━━ 引用原文

该组合物可包含至少一种、至少两种、至少三种或至少四种不同的植物多酚。可以预期,植物多酚的组合将对嗜酸性食管炎表现出协同功效。该酚是存在于天然植物来源中的酚。天然来源可以是可可或葡萄。可通过任何已知的提取技术(例如,用水、或乙醇和乙醚之类的有机溶剂来提取)从这些天然来源中提取酚。
该组合物包含“原花青素”。具体地讲,该组合物可包含原花青素B1(顺式,反式"-4,8"-二-(3,3',4',5,7-五羟基黄烷))、原花青素B2(4,8"-二-[(+)-表儿茶素]、顺式,顺式"-4,8"-二(3,3',4',5,7-五羟基黄烷))、非为原花青素B1或B2的其他原花青素。特别地,该组合物可包含所述原花青素的多聚体。特别优选的是二至二十聚体、五至十五聚体、或七至十聚体。
该组合物可包含至少一种原花青素B1或/和它们的一种或多种多聚体。
该组合物可包含至少一种原花青素B2或/和它们的一种或多种多聚体。
该组合物可包含至少一种非为原花青素B1或B2的原花青素或/和它们的一种或多种多聚体。
该组合物可包含至少一种原花青素B1和至少原花青素B2、或/和原花青素B1和原花青素B2的一种或多种多聚体。

━━━━
━━ 数据记录

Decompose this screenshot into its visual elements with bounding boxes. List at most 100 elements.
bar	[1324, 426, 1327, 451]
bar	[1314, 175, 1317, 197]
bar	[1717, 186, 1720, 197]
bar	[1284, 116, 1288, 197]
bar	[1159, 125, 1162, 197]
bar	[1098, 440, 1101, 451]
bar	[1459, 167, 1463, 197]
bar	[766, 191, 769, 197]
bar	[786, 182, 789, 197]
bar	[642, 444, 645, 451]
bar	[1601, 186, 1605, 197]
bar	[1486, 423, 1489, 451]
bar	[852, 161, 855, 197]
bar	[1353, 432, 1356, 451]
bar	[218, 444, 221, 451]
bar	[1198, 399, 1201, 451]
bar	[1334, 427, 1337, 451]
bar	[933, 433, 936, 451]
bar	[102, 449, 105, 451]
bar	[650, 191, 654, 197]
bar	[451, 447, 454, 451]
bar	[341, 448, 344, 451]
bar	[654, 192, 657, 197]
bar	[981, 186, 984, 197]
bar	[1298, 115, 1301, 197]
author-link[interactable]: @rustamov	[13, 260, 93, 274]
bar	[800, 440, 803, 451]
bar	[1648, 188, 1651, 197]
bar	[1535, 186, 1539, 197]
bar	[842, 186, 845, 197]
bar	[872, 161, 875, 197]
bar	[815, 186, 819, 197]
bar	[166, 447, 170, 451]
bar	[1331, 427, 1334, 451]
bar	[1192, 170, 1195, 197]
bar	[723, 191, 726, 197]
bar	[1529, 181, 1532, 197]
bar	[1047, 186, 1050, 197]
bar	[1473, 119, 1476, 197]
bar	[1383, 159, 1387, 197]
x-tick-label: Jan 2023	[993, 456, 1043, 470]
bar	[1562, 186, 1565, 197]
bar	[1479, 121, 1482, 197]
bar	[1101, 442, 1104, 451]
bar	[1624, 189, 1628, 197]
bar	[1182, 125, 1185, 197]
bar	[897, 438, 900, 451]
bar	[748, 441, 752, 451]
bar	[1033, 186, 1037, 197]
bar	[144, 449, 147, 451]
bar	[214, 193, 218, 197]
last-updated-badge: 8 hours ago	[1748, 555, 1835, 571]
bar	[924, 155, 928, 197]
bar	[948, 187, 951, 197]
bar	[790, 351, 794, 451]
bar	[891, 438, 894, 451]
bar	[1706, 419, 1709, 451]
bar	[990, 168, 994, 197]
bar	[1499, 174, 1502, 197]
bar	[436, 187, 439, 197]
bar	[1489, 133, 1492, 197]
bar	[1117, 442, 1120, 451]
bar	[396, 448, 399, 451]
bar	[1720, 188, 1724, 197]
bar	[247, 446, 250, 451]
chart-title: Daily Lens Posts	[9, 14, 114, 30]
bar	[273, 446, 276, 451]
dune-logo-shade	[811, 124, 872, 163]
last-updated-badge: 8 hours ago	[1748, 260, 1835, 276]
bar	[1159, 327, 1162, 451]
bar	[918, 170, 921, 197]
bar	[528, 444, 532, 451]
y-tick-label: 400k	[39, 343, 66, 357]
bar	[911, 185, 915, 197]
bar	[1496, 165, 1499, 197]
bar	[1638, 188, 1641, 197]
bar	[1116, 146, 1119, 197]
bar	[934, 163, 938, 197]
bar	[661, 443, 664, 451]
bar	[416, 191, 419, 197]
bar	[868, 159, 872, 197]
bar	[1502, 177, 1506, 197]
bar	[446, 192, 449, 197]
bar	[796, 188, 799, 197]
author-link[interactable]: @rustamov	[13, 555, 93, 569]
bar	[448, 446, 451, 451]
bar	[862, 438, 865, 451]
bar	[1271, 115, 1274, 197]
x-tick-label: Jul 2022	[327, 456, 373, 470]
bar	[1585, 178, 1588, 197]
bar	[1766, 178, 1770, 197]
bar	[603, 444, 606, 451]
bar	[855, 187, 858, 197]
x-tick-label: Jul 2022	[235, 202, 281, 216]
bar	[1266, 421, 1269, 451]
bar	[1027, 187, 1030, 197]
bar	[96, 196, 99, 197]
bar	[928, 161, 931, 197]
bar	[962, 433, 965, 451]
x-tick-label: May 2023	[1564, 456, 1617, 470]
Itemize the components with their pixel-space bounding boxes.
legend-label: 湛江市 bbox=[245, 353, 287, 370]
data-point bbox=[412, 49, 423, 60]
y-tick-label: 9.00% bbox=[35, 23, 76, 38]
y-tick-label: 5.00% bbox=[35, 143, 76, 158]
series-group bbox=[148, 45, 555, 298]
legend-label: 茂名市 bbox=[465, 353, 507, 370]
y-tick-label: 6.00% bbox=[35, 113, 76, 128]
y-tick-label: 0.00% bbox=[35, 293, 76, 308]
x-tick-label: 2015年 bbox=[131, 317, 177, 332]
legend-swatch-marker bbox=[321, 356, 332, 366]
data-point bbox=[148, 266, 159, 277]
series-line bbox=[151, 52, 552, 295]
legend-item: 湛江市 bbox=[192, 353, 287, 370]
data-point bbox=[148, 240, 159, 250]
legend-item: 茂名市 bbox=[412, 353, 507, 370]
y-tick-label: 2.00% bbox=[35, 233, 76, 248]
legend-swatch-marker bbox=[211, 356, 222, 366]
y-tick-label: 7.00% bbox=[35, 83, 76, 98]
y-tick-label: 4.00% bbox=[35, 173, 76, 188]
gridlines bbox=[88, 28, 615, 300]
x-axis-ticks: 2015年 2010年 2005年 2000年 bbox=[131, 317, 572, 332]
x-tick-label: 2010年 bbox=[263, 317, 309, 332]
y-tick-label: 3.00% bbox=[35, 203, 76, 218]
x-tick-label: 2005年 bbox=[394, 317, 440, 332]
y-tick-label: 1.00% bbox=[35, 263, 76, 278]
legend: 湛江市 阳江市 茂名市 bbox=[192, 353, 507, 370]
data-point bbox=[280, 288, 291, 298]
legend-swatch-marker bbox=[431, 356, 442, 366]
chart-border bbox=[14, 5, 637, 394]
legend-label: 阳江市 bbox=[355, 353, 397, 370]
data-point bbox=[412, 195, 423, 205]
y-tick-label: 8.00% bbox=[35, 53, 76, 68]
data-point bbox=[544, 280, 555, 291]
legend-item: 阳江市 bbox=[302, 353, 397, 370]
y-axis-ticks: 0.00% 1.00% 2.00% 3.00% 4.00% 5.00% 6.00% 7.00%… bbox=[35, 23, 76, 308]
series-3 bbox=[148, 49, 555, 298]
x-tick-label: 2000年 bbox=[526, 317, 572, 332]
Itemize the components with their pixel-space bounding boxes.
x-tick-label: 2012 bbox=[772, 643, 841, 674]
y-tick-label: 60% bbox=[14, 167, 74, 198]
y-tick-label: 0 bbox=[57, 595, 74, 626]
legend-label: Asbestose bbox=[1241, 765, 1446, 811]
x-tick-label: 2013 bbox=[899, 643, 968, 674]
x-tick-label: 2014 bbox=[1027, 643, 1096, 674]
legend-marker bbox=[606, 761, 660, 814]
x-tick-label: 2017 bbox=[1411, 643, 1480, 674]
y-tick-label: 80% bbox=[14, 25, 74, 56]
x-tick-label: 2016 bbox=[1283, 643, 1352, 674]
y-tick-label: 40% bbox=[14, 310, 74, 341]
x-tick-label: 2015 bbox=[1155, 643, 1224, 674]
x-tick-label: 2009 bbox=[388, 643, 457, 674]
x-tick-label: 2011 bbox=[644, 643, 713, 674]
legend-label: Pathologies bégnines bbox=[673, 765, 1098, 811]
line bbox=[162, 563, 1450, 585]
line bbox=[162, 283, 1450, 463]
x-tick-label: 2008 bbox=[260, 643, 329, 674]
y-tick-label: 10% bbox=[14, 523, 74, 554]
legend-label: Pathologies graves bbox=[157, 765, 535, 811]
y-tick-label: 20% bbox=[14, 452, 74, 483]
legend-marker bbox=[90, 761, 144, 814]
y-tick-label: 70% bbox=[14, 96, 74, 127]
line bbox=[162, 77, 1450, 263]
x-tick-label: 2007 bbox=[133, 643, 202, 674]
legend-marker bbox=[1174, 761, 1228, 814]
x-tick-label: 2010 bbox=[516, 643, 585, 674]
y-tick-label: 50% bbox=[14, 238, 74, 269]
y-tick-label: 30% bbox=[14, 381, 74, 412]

━━━━

> [任务要求]
1. 请将植物多酚组合物原文中以“该组合物可包含至少一种、至少两种”开头的整段改写为简短的要点列表，保留主要事实。
2. 接着植物多酚组合物原文的最后一句往下续写。

> [完成结果]
1.
- 组合物可包含至少一种、两种、三种或四种不同的植物多酚。
- 预期植物多酚的组合对嗜酸性食管炎具有协同功效。
- 这些酚存在于天然植物来源中，例如可可或葡萄。
- 可用任何已知提取技术从中提取酚，例如用水，或用乙醇、乙醚等有机溶剂提取。

2.
该组合物可包含至少一种原花青素B1或/和它们的一种或多种多聚体;以及至少一种非为原花青素B1或B2的原花青素或/和它们的一种或多种多聚体。
该组合物可包含至少一种原花青素B2或/和它们的一种或多种多聚体;以及至少一种非为原花青素B1或B2的原花青素或/和它们的一种或多种多聚体。
该组合物可包含至少一种原花青素B1或/和它们的一种或多种多聚体;以及至少一种原花青素B2或/和它们的一种或多种多聚体;以及至少一种非为原花青素B1或B2的原花青素或/和它们的一种或多种多聚体。
还设想该组合物包含另外的非原花青素的多酚。
在具体实施例中,该组合物不包含表儿茶素。还设想了这些植物酚的混合物。具体地讲,该混合物可包含至少1、2、3、4、5、6、7、8、9、10、11、12种上述多酚。该组合物可在其中包含上述酚的任何排列。
在优选实施例中,包含多酚(该多酚包括原花青素)的用于治疗或预防嗜酸性食管炎的组合物从可可中获得,因此从可可多酚提取物中获得。
提取物或浓缩物中多酚的总量可以是按重量计介于20%和60%之间、介于30%和55%之间、或介于40%和50%之间。
该提取物或浓缩物可包含按重量计0.01%至5%、或0.1%至0.5%、或0.5%至0.15%的原花青素B1或所述原花青素的多聚体。
在优选实施例中,该提取物或浓缩物包含按重量计1%至.0%、或2%至7%、或3%至5%的原花青素B2或所述原花青素的多聚体。
在优选实施例中,该提取物或浓缩物包含按重量计0.5%至10%、或1%至5%、或1.5%至2%的非为原花青素B1或B2的其他原花青素或所述原花青素的多聚体。
可将该提取物或浓缩物稀释以用于预防或治疗嗜酸性食管炎的组合物中。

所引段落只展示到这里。